>> start MATERIAL FOR THIS EXERCISE
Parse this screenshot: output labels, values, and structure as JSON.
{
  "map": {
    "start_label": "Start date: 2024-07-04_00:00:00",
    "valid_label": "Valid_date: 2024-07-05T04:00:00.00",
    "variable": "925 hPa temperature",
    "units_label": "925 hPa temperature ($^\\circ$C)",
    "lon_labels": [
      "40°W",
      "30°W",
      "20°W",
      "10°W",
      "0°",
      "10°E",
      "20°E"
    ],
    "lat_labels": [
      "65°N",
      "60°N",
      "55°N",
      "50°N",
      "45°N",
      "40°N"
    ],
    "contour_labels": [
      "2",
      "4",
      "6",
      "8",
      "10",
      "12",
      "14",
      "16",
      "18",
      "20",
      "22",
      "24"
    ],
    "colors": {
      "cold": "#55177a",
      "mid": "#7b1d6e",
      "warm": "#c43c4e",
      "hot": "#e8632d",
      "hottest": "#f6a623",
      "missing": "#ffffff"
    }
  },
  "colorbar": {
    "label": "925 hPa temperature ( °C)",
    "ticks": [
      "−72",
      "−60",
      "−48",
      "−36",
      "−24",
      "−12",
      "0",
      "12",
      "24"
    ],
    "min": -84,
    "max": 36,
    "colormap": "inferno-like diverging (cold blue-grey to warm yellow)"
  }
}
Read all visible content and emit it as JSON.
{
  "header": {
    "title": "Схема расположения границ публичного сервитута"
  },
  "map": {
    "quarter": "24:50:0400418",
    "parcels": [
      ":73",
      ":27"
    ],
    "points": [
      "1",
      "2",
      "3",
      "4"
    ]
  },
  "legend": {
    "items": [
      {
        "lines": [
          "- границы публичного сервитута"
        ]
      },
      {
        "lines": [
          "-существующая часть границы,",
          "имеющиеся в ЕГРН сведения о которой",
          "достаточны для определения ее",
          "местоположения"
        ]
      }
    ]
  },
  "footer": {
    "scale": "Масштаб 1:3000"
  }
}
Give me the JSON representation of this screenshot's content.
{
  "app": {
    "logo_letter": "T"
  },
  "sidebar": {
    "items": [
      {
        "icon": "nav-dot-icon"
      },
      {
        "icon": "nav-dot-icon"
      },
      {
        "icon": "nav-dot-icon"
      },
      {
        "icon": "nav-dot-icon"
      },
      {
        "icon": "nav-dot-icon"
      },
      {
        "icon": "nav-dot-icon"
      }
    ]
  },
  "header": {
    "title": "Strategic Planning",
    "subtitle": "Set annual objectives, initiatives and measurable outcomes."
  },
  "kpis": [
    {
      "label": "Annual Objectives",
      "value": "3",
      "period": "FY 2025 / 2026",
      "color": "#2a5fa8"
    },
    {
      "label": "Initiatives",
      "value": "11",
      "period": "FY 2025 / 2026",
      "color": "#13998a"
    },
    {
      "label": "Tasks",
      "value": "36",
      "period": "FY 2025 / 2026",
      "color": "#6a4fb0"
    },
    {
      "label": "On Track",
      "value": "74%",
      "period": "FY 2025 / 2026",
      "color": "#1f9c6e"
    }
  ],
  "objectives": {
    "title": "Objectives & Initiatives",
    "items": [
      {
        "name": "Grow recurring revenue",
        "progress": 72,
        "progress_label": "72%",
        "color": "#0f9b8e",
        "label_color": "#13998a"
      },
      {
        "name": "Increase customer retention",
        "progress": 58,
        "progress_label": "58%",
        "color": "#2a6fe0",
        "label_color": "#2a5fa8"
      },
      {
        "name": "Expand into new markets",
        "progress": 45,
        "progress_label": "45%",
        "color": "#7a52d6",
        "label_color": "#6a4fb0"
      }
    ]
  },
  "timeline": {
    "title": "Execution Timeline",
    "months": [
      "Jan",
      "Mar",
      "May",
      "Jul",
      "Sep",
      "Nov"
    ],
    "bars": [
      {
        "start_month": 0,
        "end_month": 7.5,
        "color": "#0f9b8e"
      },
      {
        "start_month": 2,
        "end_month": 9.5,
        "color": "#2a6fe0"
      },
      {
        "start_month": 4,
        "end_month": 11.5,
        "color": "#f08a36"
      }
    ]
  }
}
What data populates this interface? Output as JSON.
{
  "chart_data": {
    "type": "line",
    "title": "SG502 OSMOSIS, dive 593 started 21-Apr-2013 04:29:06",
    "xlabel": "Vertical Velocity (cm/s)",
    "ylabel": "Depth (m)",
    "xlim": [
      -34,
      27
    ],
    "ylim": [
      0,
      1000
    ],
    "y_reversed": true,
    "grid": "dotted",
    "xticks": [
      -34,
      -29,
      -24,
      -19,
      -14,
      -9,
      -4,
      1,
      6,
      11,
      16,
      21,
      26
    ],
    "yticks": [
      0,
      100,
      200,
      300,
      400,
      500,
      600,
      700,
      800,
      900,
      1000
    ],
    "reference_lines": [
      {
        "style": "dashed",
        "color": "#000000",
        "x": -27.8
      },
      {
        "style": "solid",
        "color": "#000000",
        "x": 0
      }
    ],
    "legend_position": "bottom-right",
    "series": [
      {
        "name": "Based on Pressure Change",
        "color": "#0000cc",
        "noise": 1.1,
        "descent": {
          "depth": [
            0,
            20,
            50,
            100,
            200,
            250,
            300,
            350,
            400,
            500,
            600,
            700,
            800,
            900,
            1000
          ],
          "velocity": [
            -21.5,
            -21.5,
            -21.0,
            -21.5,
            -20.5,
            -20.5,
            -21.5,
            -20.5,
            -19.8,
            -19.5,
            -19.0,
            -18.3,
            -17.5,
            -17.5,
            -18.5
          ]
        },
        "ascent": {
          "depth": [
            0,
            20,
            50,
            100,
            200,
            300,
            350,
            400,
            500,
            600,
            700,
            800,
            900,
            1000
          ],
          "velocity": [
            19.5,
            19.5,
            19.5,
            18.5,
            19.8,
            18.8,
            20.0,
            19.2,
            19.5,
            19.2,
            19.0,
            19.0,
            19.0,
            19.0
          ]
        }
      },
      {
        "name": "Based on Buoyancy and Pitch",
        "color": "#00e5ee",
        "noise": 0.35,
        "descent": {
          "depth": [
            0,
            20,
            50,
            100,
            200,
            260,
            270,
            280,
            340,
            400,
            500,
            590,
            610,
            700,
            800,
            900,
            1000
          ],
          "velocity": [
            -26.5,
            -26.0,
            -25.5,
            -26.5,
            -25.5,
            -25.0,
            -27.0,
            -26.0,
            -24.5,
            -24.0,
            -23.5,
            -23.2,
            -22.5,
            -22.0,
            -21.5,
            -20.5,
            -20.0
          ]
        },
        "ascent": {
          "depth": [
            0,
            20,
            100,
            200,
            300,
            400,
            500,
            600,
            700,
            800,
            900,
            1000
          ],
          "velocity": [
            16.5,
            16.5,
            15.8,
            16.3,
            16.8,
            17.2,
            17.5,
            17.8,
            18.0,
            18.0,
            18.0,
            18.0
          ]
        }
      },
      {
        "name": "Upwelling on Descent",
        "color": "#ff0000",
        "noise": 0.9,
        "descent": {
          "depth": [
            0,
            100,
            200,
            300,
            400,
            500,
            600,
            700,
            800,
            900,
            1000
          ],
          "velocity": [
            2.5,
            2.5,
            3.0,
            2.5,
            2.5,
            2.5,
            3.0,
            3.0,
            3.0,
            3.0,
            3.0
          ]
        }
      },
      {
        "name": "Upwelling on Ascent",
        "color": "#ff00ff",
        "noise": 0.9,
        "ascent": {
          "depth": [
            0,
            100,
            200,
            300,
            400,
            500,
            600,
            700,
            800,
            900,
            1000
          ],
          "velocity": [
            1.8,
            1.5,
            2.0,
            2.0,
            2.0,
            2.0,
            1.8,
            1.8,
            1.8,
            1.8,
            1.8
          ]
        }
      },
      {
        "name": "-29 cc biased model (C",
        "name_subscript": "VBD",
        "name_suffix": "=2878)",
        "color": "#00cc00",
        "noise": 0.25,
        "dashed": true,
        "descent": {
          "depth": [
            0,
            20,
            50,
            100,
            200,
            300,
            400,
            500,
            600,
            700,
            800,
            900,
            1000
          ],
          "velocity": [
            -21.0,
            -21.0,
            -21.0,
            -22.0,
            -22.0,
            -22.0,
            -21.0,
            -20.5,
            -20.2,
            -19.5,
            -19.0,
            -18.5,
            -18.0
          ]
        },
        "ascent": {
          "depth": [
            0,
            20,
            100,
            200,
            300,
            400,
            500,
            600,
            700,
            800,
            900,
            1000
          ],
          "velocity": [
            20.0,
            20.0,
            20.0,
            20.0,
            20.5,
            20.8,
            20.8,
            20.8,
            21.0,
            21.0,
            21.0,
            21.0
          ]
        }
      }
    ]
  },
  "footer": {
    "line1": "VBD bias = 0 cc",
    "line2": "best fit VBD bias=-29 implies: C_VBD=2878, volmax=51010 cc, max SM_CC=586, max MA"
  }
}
>> end MATERIAL FOR THIS EXERCISE
Search the listing for the word "temperature". Copy every line in which it occurs.

*THE OUTPUT*
    "variable": "925 hPa temperature",
    "units_label": "925 hPa temperature ($^\\circ$C)",
    "label": "925 hPa temperature ( °C)",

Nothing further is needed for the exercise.